INSTRUCTION: The listing below must be repeated word for word, with its images excluded.

━━ INPUT DATA

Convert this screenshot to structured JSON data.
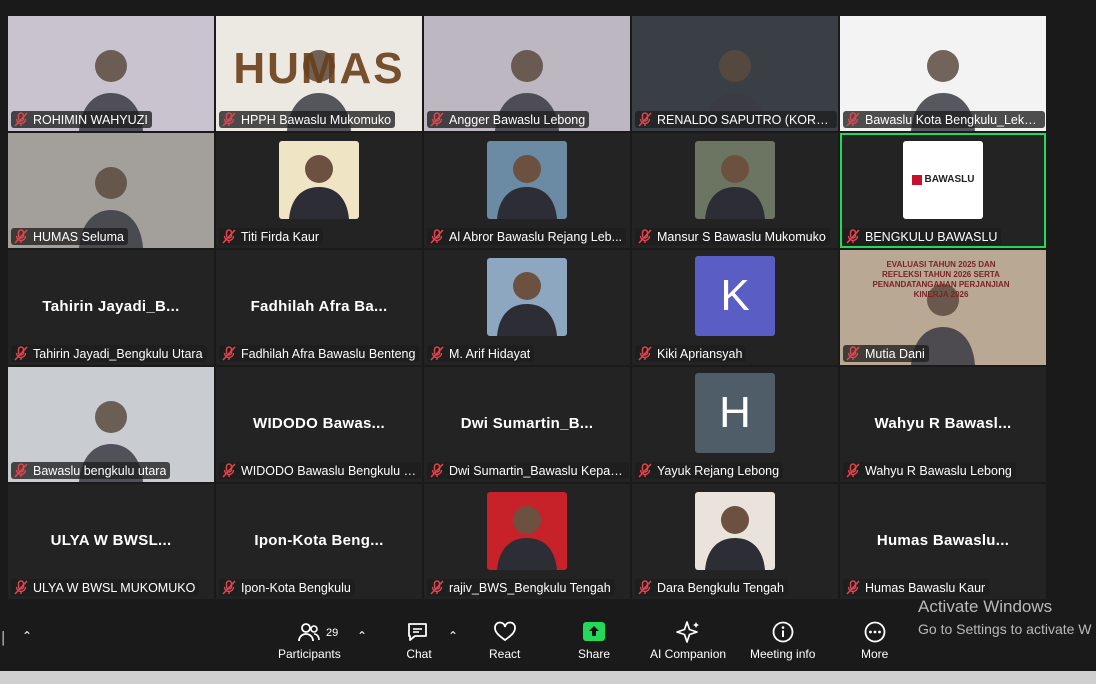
{
  "participants": [
    {
      "name": "ROHIMIN WAHYUZI",
      "type": "video",
      "bg": "#c8c3cf"
    },
    {
      "name": "HPPH Bawaslu Mukomuko",
      "type": "video",
      "bg": "#ece8e2",
      "overlay_text": "HUMAS"
    },
    {
      "name": "Angger Bawaslu Lebong",
      "type": "video",
      "bg": "#bdb7c2"
    },
    {
      "name": "RENALDO SAPUTRO (KORDIV...",
      "type": "video",
      "bg": "#3a3f45"
    },
    {
      "name": "Bawaslu Kota Bengkulu_Leka ...",
      "type": "video",
      "bg": "#f3f3f3"
    },
    {
      "name": "HUMAS Seluma",
      "type": "video",
      "bg": "#a3a09c"
    },
    {
      "name": "Titi Firda Kaur",
      "type": "photo",
      "bg": "#efe5c4"
    },
    {
      "name": "Al Abror Bawaslu Rejang Leb...",
      "type": "photo",
      "bg": "#6b8aa3"
    },
    {
      "name": "Mansur S Bawaslu Mukomuko",
      "type": "photo",
      "bg": "#6c7561"
    },
    {
      "name": "BENGKULU BAWASLU",
      "type": "logo",
      "bg": "#ffffff",
      "active": true,
      "logo_text": "BAWASLU"
    },
    {
      "name": "Tahirin Jayadi_Bengkulu Utara",
      "type": "name",
      "display": "Tahirin Jayadi_B..."
    },
    {
      "name": "Fadhilah Afra Bawaslu Benteng",
      "type": "name",
      "display": "Fadhilah Afra Ba..."
    },
    {
      "name": "M. Arif Hidayat",
      "type": "photo",
      "bg": "#8ea7c0"
    },
    {
      "name": "Kiki Apriansyah",
      "type": "avatar",
      "letter": "K",
      "bg": "#5a5ec4"
    },
    {
      "name": "Mutia Dani",
      "type": "video",
      "bg": "#b9a893",
      "overlay_text": "EVALUASI TAHUN 2025 DAN REFLEKSI TAHUN 2026 SERTA PENANDATANGANAN PERJANJIAN KINERJA 2026"
    },
    {
      "name": "Bawaslu bengkulu utara",
      "type": "video",
      "bg": "#c9ccd0"
    },
    {
      "name": "WIDODO Bawaslu Bengkulu S...",
      "type": "name",
      "display": "WIDODO Bawas..."
    },
    {
      "name": "Dwi Sumartin_Bawaslu Kepahi...",
      "type": "name",
      "display": "Dwi Sumartin_B..."
    },
    {
      "name": "Yayuk Rejang Lebong",
      "type": "avatar",
      "letter": "H",
      "bg": "#4e5d68"
    },
    {
      "name": "Wahyu R Bawaslu Lebong",
      "type": "name",
      "display": "Wahyu R Bawasl..."
    },
    {
      "name": "ULYA W  BWSL MUKOMUKO",
      "type": "name",
      "display": "ULYA W  BWSL..."
    },
    {
      "name": "Ipon-Kota Bengkulu",
      "type": "name",
      "display": "Ipon-Kota Beng..."
    },
    {
      "name": "rajiv_BWS_Bengkulu Tengah",
      "type": "photo",
      "bg": "#c7212a"
    },
    {
      "name": "Dara Bengkulu Tengah",
      "type": "photo",
      "bg": "#e9e3dc"
    },
    {
      "name": "Humas Bawaslu Kaur",
      "type": "name",
      "display": "Humas Bawaslu..."
    }
  ],
  "toolbar": {
    "participants_label": "Participants",
    "participants_count": "29",
    "chat_label": "Chat",
    "react_label": "React",
    "share_label": "Share",
    "ai_label": "AI Companion",
    "meeting_info_label": "Meeting info",
    "more_label": "More"
  },
  "watermark": {
    "title": "Activate Windows",
    "subtitle": "Go to Settings to activate W"
  },
  "colors": {
    "active_border": "#23d959",
    "share_green": "#23d959",
    "mic_muted": "#e0464b"
  }
}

━━━━

SOLUTION FOR THIS PROBLEM:
Convert this screenshot to structured JSON data.
{
  "participants": [
    {
      "name": "ROHIMIN WAHYUZI",
      "type": "video",
      "bg": "#c8c3cf"
    },
    {
      "name": "HPPH Bawaslu Mukomuko",
      "type": "video",
      "bg": "#ece8e2",
      "overlay_text": "HUMAS"
    },
    {
      "name": "Angger Bawaslu Lebong",
      "type": "video",
      "bg": "#bdb7c2"
    },
    {
      "name": "RENALDO SAPUTRO (KORDIV...",
      "type": "video",
      "bg": "#3a3f45"
    },
    {
      "name": "Bawaslu Kota Bengkulu_Leka ...",
      "type": "video",
      "bg": "#f3f3f3"
    },
    {
      "name": "HUMAS Seluma",
      "type": "video",
      "bg": "#a3a09c"
    },
    {
      "name": "Titi Firda Kaur",
      "type": "photo",
      "bg": "#efe5c4"
    },
    {
      "name": "Al Abror Bawaslu Rejang Leb...",
      "type": "photo",
      "bg": "#6b8aa3"
    },
    {
      "name": "Mansur S Bawaslu Mukomuko",
      "type": "photo",
      "bg": "#6c7561"
    },
    {
      "name": "BENGKULU BAWASLU",
      "type": "logo",
      "bg": "#ffffff",
      "active": true,
      "logo_text": "BAWASLU"
    },
    {
      "name": "Tahirin Jayadi_Bengkulu Utara",
      "type": "name",
      "display": "Tahirin Jayadi_B..."
    },
    {
      "name": "Fadhilah Afra Bawaslu Benteng",
      "type": "name",
      "display": "Fadhilah Afra Ba..."
    },
    {
      "name": "M. Arif Hidayat",
      "type": "photo",
      "bg": "#8ea7c0"
    },
    {
      "name": "Kiki Apriansyah",
      "type": "avatar",
      "letter": "K",
      "bg": "#5a5ec4"
    },
    {
      "name": "Mutia Dani",
      "type": "video",
      "bg": "#b9a893",
      "overlay_text": "EVALUASI TAHUN 2025 DAN REFLEKSI TAHUN 2026 SERTA PENANDATANGANAN PERJANJIAN KINERJA 2026"
    },
    {
      "name": "Bawaslu bengkulu utara",
      "type": "video",
      "bg": "#c9ccd0"
    },
    {
      "name": "WIDODO Bawaslu Bengkulu S...",
      "type": "name",
      "display": "WIDODO Bawas..."
    },
    {
      "name": "Dwi Sumartin_Bawaslu Kepahi...",
      "type": "name",
      "display": "Dwi Sumartin_B..."
    },
    {
      "name": "Yayuk Rejang Lebong",
      "type": "avatar",
      "letter": "H",
      "bg": "#4e5d68"
    },
    {
      "name": "Wahyu R Bawaslu Lebong",
      "type": "name",
      "display": "Wahyu R Bawasl..."
    },
    {
      "name": "ULYA W  BWSL MUKOMUKO",
      "type": "name",
      "display": "ULYA W  BWSL..."
    },
    {
      "name": "Ipon-Kota Bengkulu",
      "type": "name",
      "display": "Ipon-Kota Beng..."
    },
    {
      "name": "rajiv_BWS_Bengkulu Tengah",
      "type": "photo",
      "bg": "#c7212a"
    },
    {
      "name": "Dara Bengkulu Tengah",
      "type": "photo",
      "bg": "#e9e3dc"
    },
    {
      "name": "Humas Bawaslu Kaur",
      "type": "name",
      "display": "Humas Bawaslu..."
    }
  ],
  "toolbar": {
    "participants_label": "Participants",
    "participants_count": "29",
    "chat_label": "Chat",
    "react_label": "React",
    "share_label": "Share",
    "ai_label": "AI Companion",
    "meeting_info_label": "Meeting info",
    "more_label": "More"
  },
  "watermark": {
    "title": "Activate Windows",
    "subtitle": "Go to Settings to activate W"
  },
  "colors": {
    "active_border": "#23d959",
    "share_green": "#23d959",
    "mic_muted": "#e0464b"
  }
}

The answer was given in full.